§ **Written instruction**
Without the images, output each record below as it stands.
● ● ●
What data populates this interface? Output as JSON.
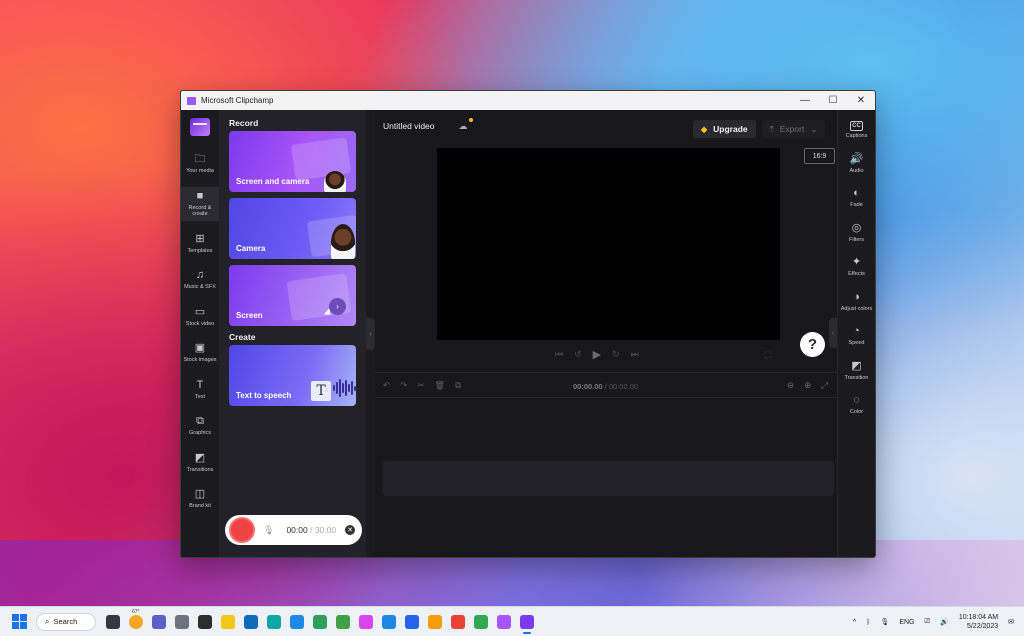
{
  "window": {
    "title": "Microsoft Clipchamp",
    "minimize": "—",
    "maximize": "☐",
    "close": "✕"
  },
  "leftnav": [
    {
      "icon": "folder-icon",
      "glyph": "🗀",
      "label": "Your media"
    },
    {
      "icon": "video-camera-icon",
      "glyph": "■",
      "label": "Record & create",
      "active": true
    },
    {
      "icon": "templates-icon",
      "glyph": "⊞",
      "label": "Templates"
    },
    {
      "icon": "music-note-icon",
      "glyph": "♫",
      "label": "Music & SFX"
    },
    {
      "icon": "film-icon",
      "glyph": "▭",
      "label": "Stock video"
    },
    {
      "icon": "image-icon",
      "glyph": "▣",
      "label": "Stock images"
    },
    {
      "icon": "text-icon",
      "glyph": "T",
      "label": "Text"
    },
    {
      "icon": "shapes-icon",
      "glyph": "⧉",
      "label": "Graphics"
    },
    {
      "icon": "transitions-icon",
      "glyph": "◩",
      "label": "Transitions"
    },
    {
      "icon": "brand-kit-icon",
      "glyph": "◫",
      "label": "Brand kit"
    }
  ],
  "panel": {
    "record_heading": "Record",
    "cards": [
      "Screen and camera",
      "Camera",
      "Screen"
    ],
    "create_heading": "Create",
    "create_card": "Text to speech",
    "tts_letter": "T",
    "card_arrow": "›",
    "timer_current": "00:00",
    "timer_separator": " / ",
    "timer_total": "30:00",
    "mic_glyph": "🎙",
    "close_glyph": "✕"
  },
  "collapse_glyph": "‹",
  "editor": {
    "title": "Untitled video",
    "cloud_glyph": "☁",
    "upgrade_label": "Upgrade",
    "gem_glyph": "◆",
    "export_label": "Export",
    "export_glyphs": {
      "upload": "⤒",
      "chevron": "⌄"
    },
    "aspect_ratio": "16:9",
    "help_label": "?",
    "transport": {
      "prev": "⏮",
      "back": "↺",
      "play": "▶",
      "fwd": "↻",
      "next": "⏭"
    },
    "fullscreen_glyph": "⛶",
    "timeline_tools": {
      "undo": "↶",
      "redo": "↷",
      "split": "✂",
      "delete": "🗑",
      "duplicate": "⧉"
    },
    "time_current": "00:00.00",
    "time_separator": " / ",
    "time_total": "00:00.00",
    "zoom": {
      "out": "⊖",
      "in": "⊕",
      "fit": "⤢"
    }
  },
  "rightbar": [
    {
      "icon": "captions-icon",
      "glyph": "CC",
      "label": "Captions"
    },
    {
      "icon": "audio-icon",
      "glyph": "🔊",
      "label": "Audio"
    },
    {
      "icon": "fade-icon",
      "glyph": "◐",
      "label": "Fade"
    },
    {
      "icon": "filters-icon",
      "glyph": "◎",
      "label": "Filters"
    },
    {
      "icon": "effects-icon",
      "glyph": "✦",
      "label": "Effects"
    },
    {
      "icon": "adjust-colors-icon",
      "glyph": "◑",
      "label": "Adjust colors"
    },
    {
      "icon": "speed-icon",
      "glyph": "◔",
      "label": "Speed"
    },
    {
      "icon": "transition-icon",
      "glyph": "◩",
      "label": "Transition"
    },
    {
      "icon": "color-icon",
      "glyph": "◌",
      "label": "Color"
    }
  ],
  "taskbar": {
    "search_label": "Search",
    "search_glyph": "⌕",
    "weather": "67°",
    "apps": [
      {
        "icon": "task-view-icon",
        "color": "#333842"
      },
      {
        "icon": "weather-icon",
        "color": "#f5a623"
      },
      {
        "icon": "chat-icon",
        "color": "#5b5fc7"
      },
      {
        "icon": "settings-icon",
        "color": "#6b7280"
      },
      {
        "icon": "terminal-icon",
        "color": "#2d2d2d"
      },
      {
        "icon": "file-explorer-icon",
        "color": "#f5c518"
      },
      {
        "icon": "outlook-icon",
        "color": "#0f6cbd"
      },
      {
        "icon": "edge-icon",
        "color": "#0ea5a5"
      },
      {
        "icon": "edge-beta-icon",
        "color": "#1e88e5"
      },
      {
        "icon": "edge-dev-icon",
        "color": "#2e9e5b"
      },
      {
        "icon": "edge-canary-icon",
        "color": "#43a047"
      },
      {
        "icon": "snipping-tool-icon",
        "color": "#d946ef"
      },
      {
        "icon": "notepad-icon",
        "color": "#1e88e5"
      },
      {
        "icon": "store-icon",
        "color": "#2563eb"
      },
      {
        "icon": "chrome-canary-icon",
        "color": "#f59e0b"
      },
      {
        "icon": "chrome-icon",
        "color": "#ea4335"
      },
      {
        "icon": "app-grid-icon",
        "color": "#34a853"
      },
      {
        "icon": "paint-icon",
        "color": "#a855f7"
      },
      {
        "icon": "clipchamp-icon",
        "color": "#7c3aed",
        "active": true
      }
    ],
    "tray": {
      "chevron": "^",
      "bluetooth": "ᛒ",
      "mic": "🎙",
      "language": "ENG",
      "network": "⎚",
      "volume": "🔊",
      "time": "10:18:04 AM",
      "date": "5/22/2023",
      "notification": "✉"
    }
  }
}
● ● ●
§ **Task result**
What data populates this interface? Output as JSON.
{
  "window": {
    "title": "Microsoft Clipchamp",
    "minimize": "—",
    "maximize": "☐",
    "close": "✕"
  },
  "leftnav": [
    {
      "icon": "folder-icon",
      "glyph": "🗀",
      "label": "Your media"
    },
    {
      "icon": "video-camera-icon",
      "glyph": "■",
      "label": "Record & create",
      "active": true
    },
    {
      "icon": "templates-icon",
      "glyph": "⊞",
      "label": "Templates"
    },
    {
      "icon": "music-note-icon",
      "glyph": "♫",
      "label": "Music & SFX"
    },
    {
      "icon": "film-icon",
      "glyph": "▭",
      "label": "Stock video"
    },
    {
      "icon": "image-icon",
      "glyph": "▣",
      "label": "Stock images"
    },
    {
      "icon": "text-icon",
      "glyph": "T",
      "label": "Text"
    },
    {
      "icon": "shapes-icon",
      "glyph": "⧉",
      "label": "Graphics"
    },
    {
      "icon": "transitions-icon",
      "glyph": "◩",
      "label": "Transitions"
    },
    {
      "icon": "brand-kit-icon",
      "glyph": "◫",
      "label": "Brand kit"
    }
  ],
  "panel": {
    "record_heading": "Record",
    "cards": [
      "Screen and camera",
      "Camera",
      "Screen"
    ],
    "create_heading": "Create",
    "create_card": "Text to speech",
    "tts_letter": "T",
    "card_arrow": "›",
    "timer_current": "00:00",
    "timer_separator": " / ",
    "timer_total": "30:00",
    "mic_glyph": "🎙",
    "close_glyph": "✕"
  },
  "collapse_glyph": "‹",
  "editor": {
    "title": "Untitled video",
    "cloud_glyph": "☁",
    "upgrade_label": "Upgrade",
    "gem_glyph": "◆",
    "export_label": "Export",
    "export_glyphs": {
      "upload": "⤒",
      "chevron": "⌄"
    },
    "aspect_ratio": "16:9",
    "help_label": "?",
    "transport": {
      "prev": "⏮",
      "back": "↺",
      "play": "▶",
      "fwd": "↻",
      "next": "⏭"
    },
    "fullscreen_glyph": "⛶",
    "timeline_tools": {
      "undo": "↶",
      "redo": "↷",
      "split": "✂",
      "delete": "🗑",
      "duplicate": "⧉"
    },
    "time_current": "00:00.00",
    "time_separator": " / ",
    "time_total": "00:00.00",
    "zoom": {
      "out": "⊖",
      "in": "⊕",
      "fit": "⤢"
    }
  },
  "rightbar": [
    {
      "icon": "captions-icon",
      "glyph": "CC",
      "label": "Captions"
    },
    {
      "icon": "audio-icon",
      "glyph": "🔊",
      "label": "Audio"
    },
    {
      "icon": "fade-icon",
      "glyph": "◐",
      "label": "Fade"
    },
    {
      "icon": "filters-icon",
      "glyph": "◎",
      "label": "Filters"
    },
    {
      "icon": "effects-icon",
      "glyph": "✦",
      "label": "Effects"
    },
    {
      "icon": "adjust-colors-icon",
      "glyph": "◑",
      "label": "Adjust colors"
    },
    {
      "icon": "speed-icon",
      "glyph": "◔",
      "label": "Speed"
    },
    {
      "icon": "transition-icon",
      "glyph": "◩",
      "label": "Transition"
    },
    {
      "icon": "color-icon",
      "glyph": "◌",
      "label": "Color"
    }
  ],
  "taskbar": {
    "search_label": "Search",
    "search_glyph": "⌕",
    "weather": "67°",
    "apps": [
      {
        "icon": "task-view-icon",
        "color": "#333842"
      },
      {
        "icon": "weather-icon",
        "color": "#f5a623"
      },
      {
        "icon": "chat-icon",
        "color": "#5b5fc7"
      },
      {
        "icon": "settings-icon",
        "color": "#6b7280"
      },
      {
        "icon": "terminal-icon",
        "color": "#2d2d2d"
      },
      {
        "icon": "file-explorer-icon",
        "color": "#f5c518"
      },
      {
        "icon": "outlook-icon",
        "color": "#0f6cbd"
      },
      {
        "icon": "edge-icon",
        "color": "#0ea5a5"
      },
      {
        "icon": "edge-beta-icon",
        "color": "#1e88e5"
      },
      {
        "icon": "edge-dev-icon",
        "color": "#2e9e5b"
      },
      {
        "icon": "edge-canary-icon",
        "color": "#43a047"
      },
      {
        "icon": "snipping-tool-icon",
        "color": "#d946ef"
      },
      {
        "icon": "notepad-icon",
        "color": "#1e88e5"
      },
      {
        "icon": "store-icon",
        "color": "#2563eb"
      },
      {
        "icon": "chrome-canary-icon",
        "color": "#f59e0b"
      },
      {
        "icon": "chrome-icon",
        "color": "#ea4335"
      },
      {
        "icon": "app-grid-icon",
        "color": "#34a853"
      },
      {
        "icon": "paint-icon",
        "color": "#a855f7"
      },
      {
        "icon": "clipchamp-icon",
        "color": "#7c3aed",
        "active": true
      }
    ],
    "tray": {
      "chevron": "^",
      "bluetooth": "ᛒ",
      "mic": "🎙",
      "language": "ENG",
      "network": "⎚",
      "volume": "🔊",
      "time": "10:18:04 AM",
      "date": "5/22/2023",
      "notification": "✉"
    }
  }
}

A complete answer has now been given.